▽

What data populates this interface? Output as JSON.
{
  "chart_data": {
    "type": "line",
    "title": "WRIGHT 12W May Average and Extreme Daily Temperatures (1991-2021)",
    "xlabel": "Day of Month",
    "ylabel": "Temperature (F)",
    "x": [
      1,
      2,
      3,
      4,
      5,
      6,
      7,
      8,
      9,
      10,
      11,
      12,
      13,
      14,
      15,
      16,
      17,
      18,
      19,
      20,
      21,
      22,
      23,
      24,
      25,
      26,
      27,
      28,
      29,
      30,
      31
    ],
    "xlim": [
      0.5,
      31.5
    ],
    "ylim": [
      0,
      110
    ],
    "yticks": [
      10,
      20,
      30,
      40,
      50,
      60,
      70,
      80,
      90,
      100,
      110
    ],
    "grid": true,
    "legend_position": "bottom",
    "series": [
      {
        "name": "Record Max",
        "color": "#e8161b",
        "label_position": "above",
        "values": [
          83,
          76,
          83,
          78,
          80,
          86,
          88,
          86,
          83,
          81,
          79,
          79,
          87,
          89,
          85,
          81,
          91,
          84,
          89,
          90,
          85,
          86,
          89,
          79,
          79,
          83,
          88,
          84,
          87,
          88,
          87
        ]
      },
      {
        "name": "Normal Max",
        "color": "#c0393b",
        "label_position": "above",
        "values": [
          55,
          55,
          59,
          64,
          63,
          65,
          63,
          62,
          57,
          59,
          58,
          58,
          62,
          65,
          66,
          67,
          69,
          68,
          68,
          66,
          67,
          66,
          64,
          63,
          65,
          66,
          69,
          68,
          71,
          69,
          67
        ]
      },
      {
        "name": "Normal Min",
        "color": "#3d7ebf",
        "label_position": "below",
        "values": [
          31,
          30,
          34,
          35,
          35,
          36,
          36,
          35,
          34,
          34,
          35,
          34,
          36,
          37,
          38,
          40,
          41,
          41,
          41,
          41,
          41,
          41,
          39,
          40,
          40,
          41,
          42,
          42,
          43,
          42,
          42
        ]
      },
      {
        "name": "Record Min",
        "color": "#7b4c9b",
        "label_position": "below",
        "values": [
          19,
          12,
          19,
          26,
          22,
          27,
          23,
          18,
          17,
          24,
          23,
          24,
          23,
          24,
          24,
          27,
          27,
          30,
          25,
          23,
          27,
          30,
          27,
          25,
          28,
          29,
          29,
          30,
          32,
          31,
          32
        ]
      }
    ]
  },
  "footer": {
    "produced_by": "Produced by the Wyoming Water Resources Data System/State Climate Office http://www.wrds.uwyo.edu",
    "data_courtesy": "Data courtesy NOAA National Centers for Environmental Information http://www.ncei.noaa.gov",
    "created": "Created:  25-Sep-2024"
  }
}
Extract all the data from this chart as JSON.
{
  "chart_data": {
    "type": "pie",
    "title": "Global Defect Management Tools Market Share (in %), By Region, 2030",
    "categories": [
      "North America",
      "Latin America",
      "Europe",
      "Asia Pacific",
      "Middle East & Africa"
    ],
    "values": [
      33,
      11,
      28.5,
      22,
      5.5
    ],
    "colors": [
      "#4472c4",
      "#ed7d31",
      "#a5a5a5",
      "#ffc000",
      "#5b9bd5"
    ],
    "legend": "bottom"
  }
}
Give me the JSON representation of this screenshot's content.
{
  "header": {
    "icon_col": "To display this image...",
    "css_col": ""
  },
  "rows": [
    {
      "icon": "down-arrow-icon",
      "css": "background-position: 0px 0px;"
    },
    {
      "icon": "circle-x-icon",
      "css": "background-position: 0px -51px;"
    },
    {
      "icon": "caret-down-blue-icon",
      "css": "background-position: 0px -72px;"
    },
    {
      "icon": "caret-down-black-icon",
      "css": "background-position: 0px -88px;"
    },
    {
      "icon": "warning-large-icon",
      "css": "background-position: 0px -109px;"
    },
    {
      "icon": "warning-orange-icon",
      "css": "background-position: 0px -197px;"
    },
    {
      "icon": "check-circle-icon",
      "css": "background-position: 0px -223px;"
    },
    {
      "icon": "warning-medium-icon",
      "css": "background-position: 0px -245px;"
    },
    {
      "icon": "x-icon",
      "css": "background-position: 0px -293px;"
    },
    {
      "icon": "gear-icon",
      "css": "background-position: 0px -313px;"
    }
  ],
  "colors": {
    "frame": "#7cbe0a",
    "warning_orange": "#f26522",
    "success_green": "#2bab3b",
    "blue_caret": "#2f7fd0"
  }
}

△

| Exercise instructions |
Write out every line exactly as it stands.

| Final result |
What data populates this interface? Output as JSON.
{
  "chart_data": {
    "type": "line",
    "title": "WRIGHT 12W May Average and Extreme Daily Temperatures (1991-2021)",
    "xlabel": "Day of Month",
    "ylabel": "Temperature (F)",
    "x": [
      1,
      2,
      3,
      4,
      5,
      6,
      7,
      8,
      9,
      10,
      11,
      12,
      13,
      14,
      15,
      16,
      17,
      18,
      19,
      20,
      21,
      22,
      23,
      24,
      25,
      26,
      27,
      28,
      29,
      30,
      31
    ],
    "xlim": [
      0.5,
      31.5
    ],
    "ylim": [
      0,
      110
    ],
    "yticks": [
      10,
      20,
      30,
      40,
      50,
      60,
      70,
      80,
      90,
      100,
      110
    ],
    "grid": true,
    "legend_position": "bottom",
    "series": [
      {
        "name": "Record Max",
        "color": "#e8161b",
        "label_position": "above",
        "values": [
          83,
          76,
          83,
          78,
          80,
          86,
          88,
          86,
          83,
          81,
          79,
          79,
          87,
          89,
          85,
          81,
          91,
          84,
          89,
          90,
          85,
          86,
          89,
          79,
          79,
          83,
          88,
          84,
          87,
          88,
          87
        ]
      },
      {
        "name": "Normal Max",
        "color": "#c0393b",
        "label_position": "above",
        "values": [
          55,
          55,
          59,
          64,
          63,
          65,
          63,
          62,
          57,
          59,
          58,
          58,
          62,
          65,
          66,
          67,
          69,
          68,
          68,
          66,
          67,
          66,
          64,
          63,
          65,
          66,
          69,
          68,
          71,
          69,
          67
        ]
      },
      {
        "name": "Normal Min",
        "color": "#3d7ebf",
        "label_position": "below",
        "values": [
          31,
          30,
          34,
          35,
          35,
          36,
          36,
          35,
          34,
          34,
          35,
          34,
          36,
          37,
          38,
          40,
          41,
          41,
          41,
          41,
          41,
          41,
          39,
          40,
          40,
          41,
          42,
          42,
          43,
          42,
          42
        ]
      },
      {
        "name": "Record Min",
        "color": "#7b4c9b",
        "label_position": "below",
        "values": [
          19,
          12,
          19,
          26,
          22,
          27,
          23,
          18,
          17,
          24,
          23,
          24,
          23,
          24,
          24,
          27,
          27,
          30,
          25,
          23,
          27,
          30,
          27,
          25,
          28,
          29,
          29,
          30,
          32,
          31,
          32
        ]
      }
    ]
  },
  "footer": {
    "produced_by": "Produced by the Wyoming Water Resources Data System/State Climate Office http://www.wrds.uwyo.edu",
    "data_courtesy": "Data courtesy NOAA National Centers for Environmental Information http://www.ncei.noaa.gov",
    "created": "Created:  25-Sep-2024"
  }
}
Extract all the data from this chart as JSON.
{
  "chart_data": {
    "type": "pie",
    "title": "Global Defect Management Tools Market Share (in %), By Region, 2030",
    "categories": [
      "North America",
      "Latin America",
      "Europe",
      "Asia Pacific",
      "Middle East & Africa"
    ],
    "values": [
      33,
      11,
      28.5,
      22,
      5.5
    ],
    "colors": [
      "#4472c4",
      "#ed7d31",
      "#a5a5a5",
      "#ffc000",
      "#5b9bd5"
    ],
    "legend": "bottom"
  }
}
Give me the JSON representation of this screenshot's content.
{
  "header": {
    "icon_col": "To display this image...",
    "css_col": ""
  },
  "rows": [
    {
      "icon": "down-arrow-icon",
      "css": "background-position: 0px 0px;"
    },
    {
      "icon": "circle-x-icon",
      "css": "background-position: 0px -51px;"
    },
    {
      "icon": "caret-down-blue-icon",
      "css": "background-position: 0px -72px;"
    },
    {
      "icon": "caret-down-black-icon",
      "css": "background-position: 0px -88px;"
    },
    {
      "icon": "warning-large-icon",
      "css": "background-position: 0px -109px;"
    },
    {
      "icon": "warning-orange-icon",
      "css": "background-position: 0px -197px;"
    },
    {
      "icon": "check-circle-icon",
      "css": "background-position: 0px -223px;"
    },
    {
      "icon": "warning-medium-icon",
      "css": "background-position: 0px -245px;"
    },
    {
      "icon": "x-icon",
      "css": "background-position: 0px -293px;"
    },
    {
      "icon": "gear-icon",
      "css": "background-position: 0px -313px;"
    }
  ],
  "colors": {
    "frame": "#7cbe0a",
    "warning_orange": "#f26522",
    "success_green": "#2bab3b",
    "blue_caret": "#2f7fd0"
  }
}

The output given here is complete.